**Excerpt**
──────
Johns Hopkins graduate Victor Ferreira was unmasked as GRU operative Sergey Cherkasov, according to a federal indictment and Western security officials — The Washington Post reports.
Using the access he gained during his two years in Washington, Cherkasov filed reports to his bosses in Russia’s military intelligence service, the GRU, on how senior officials in the Biden administration were responding to the Russian military buildup before the war in Ukraine, according to an FBI affidavit.
The details that have since emerged provide extraordinary visibility into highly cloaked aspects of Russian intelligence, including the Kremlin’s almost obsessive effort to infiltrate Western targets with “illegals” — spies who operate as lone agents with no discernible link to their home service — rather than diplomats with the legal protections that come with working out of an embassy.
The case has revealed lingering vulnerabilities in Western defenses more than a decade after the FBI arrested 10 Russian illegals in a sweep that made global headlines and spawned a popular television series, “The Americans.” U.S. officials acknowledge that the bureau discovered Cherkasov’s identity and GRU affiliation only after his arrival in Washington. The FBI declined to comment on the case.
──────
**Stored data**

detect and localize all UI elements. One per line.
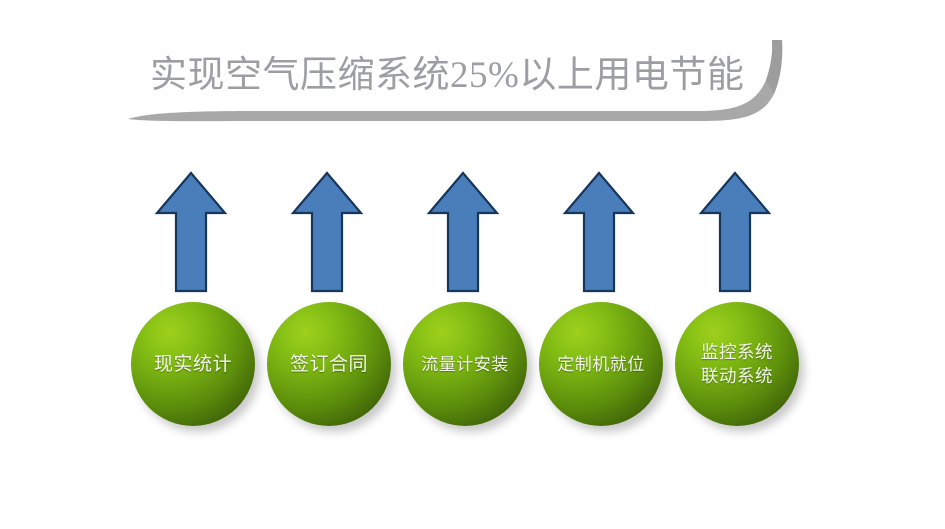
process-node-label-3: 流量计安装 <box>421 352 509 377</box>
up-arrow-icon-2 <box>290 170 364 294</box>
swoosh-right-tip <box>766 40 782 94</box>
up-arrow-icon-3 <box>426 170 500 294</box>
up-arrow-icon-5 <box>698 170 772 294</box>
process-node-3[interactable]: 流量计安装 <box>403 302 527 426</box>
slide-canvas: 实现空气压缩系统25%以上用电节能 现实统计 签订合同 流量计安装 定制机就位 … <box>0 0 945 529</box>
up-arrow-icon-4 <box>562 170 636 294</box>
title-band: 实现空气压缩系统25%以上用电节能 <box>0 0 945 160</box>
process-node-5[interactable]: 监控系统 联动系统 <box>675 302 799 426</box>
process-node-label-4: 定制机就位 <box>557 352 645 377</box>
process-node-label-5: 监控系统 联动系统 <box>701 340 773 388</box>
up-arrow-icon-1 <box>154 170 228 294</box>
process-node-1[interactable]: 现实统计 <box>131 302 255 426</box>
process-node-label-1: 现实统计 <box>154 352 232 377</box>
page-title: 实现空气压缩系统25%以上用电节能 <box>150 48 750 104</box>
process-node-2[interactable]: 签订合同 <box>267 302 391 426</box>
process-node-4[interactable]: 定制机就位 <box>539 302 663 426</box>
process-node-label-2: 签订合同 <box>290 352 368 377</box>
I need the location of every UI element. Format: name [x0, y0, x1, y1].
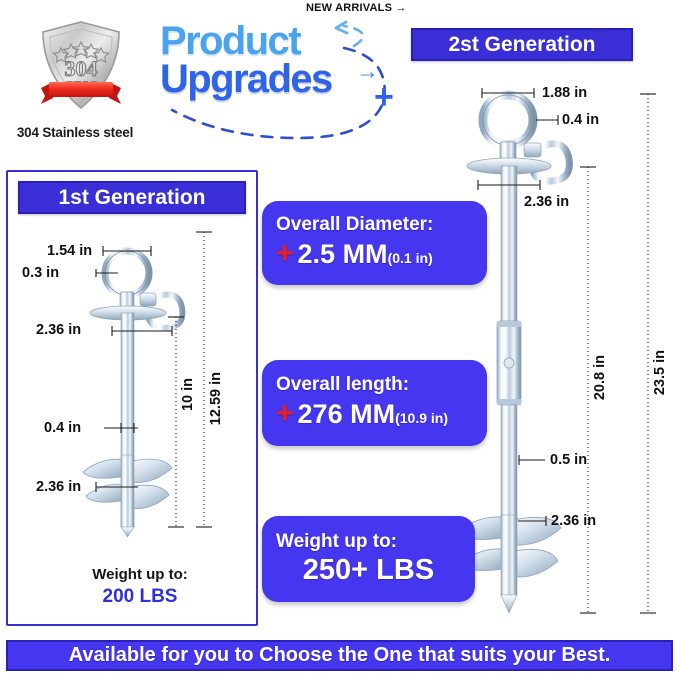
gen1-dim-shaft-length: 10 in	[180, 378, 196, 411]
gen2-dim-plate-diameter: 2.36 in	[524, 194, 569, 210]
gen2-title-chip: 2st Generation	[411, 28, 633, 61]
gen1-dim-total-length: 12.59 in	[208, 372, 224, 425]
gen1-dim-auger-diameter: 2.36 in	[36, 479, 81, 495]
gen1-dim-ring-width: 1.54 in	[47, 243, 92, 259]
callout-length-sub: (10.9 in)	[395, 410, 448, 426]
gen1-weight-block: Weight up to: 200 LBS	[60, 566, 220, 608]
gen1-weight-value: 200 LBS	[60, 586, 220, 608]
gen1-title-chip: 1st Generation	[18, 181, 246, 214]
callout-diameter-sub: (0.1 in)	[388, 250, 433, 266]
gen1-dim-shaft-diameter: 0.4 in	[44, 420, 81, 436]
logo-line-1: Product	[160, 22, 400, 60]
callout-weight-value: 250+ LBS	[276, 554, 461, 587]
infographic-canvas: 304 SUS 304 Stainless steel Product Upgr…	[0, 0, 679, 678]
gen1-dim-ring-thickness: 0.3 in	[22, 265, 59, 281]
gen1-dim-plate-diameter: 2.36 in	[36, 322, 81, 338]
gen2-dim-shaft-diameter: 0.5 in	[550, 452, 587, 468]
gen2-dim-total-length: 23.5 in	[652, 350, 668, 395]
──────
**Work to do**
1. Please write out the part of the Cherkasov article between "Johns Hopkins graduate" and "Washington Post reports.", inclusive.
2. Resume the Cherkasov article, writing on from its final sentence.
The records aren't needed here.

**Responses to the exercise**
1.
Johns Hopkins graduate Victor Ferreira was unmasked as GRU operative Sergey Cherkasov, according to a federal indictment and Western security officials — The Washington Post reports.

2.
The revelations have also exposed serious lapses in Russian tradecraft. Authorities have mined Cherkasov’s computer and other devices and found a trove of evidence, according to court records and security officials, including emails to his Russian handlers, details about “dead drops” where messages could be left, records of illicit money transfers, and an error-strewn personal history that he appears to have composed while trying to memorize details of his fictitious life.
His arrest last April came at the outset of an ongoing roll-up of Russian intelligence networks across Europe, a crackdown launched after Russia’s invasion of Ukraine that officials say has inflicted greater damage on Kremlin spy agencies than any other effort since the end of the Cold War.
The FBI and CIA have played extensive behind-the-scenes roles in this wave of arrests and expulsions, according to Western officials. The charges filed Friday followed a multiyear investigation in which FBI agents gained access to devices seized by authorities in Brazil, according to the indictment, and were permitted to meet with the accused spy face-to-face in São Paulo.
This article is based on interviews with senior U.S., European and Brazilian security officials along with Brazilian court documents obtained by The Washington Post that have not been previously released, as well as the U.S. indictment.
Russia has denied that Cherkasov is a spy and requested his extradition from Brazil by presenting what U.S. officials regard as yet another fictional identity, claiming that he is neither a student nor a secret agent but a wanted heroin trafficker who fled Russia to avoid prison.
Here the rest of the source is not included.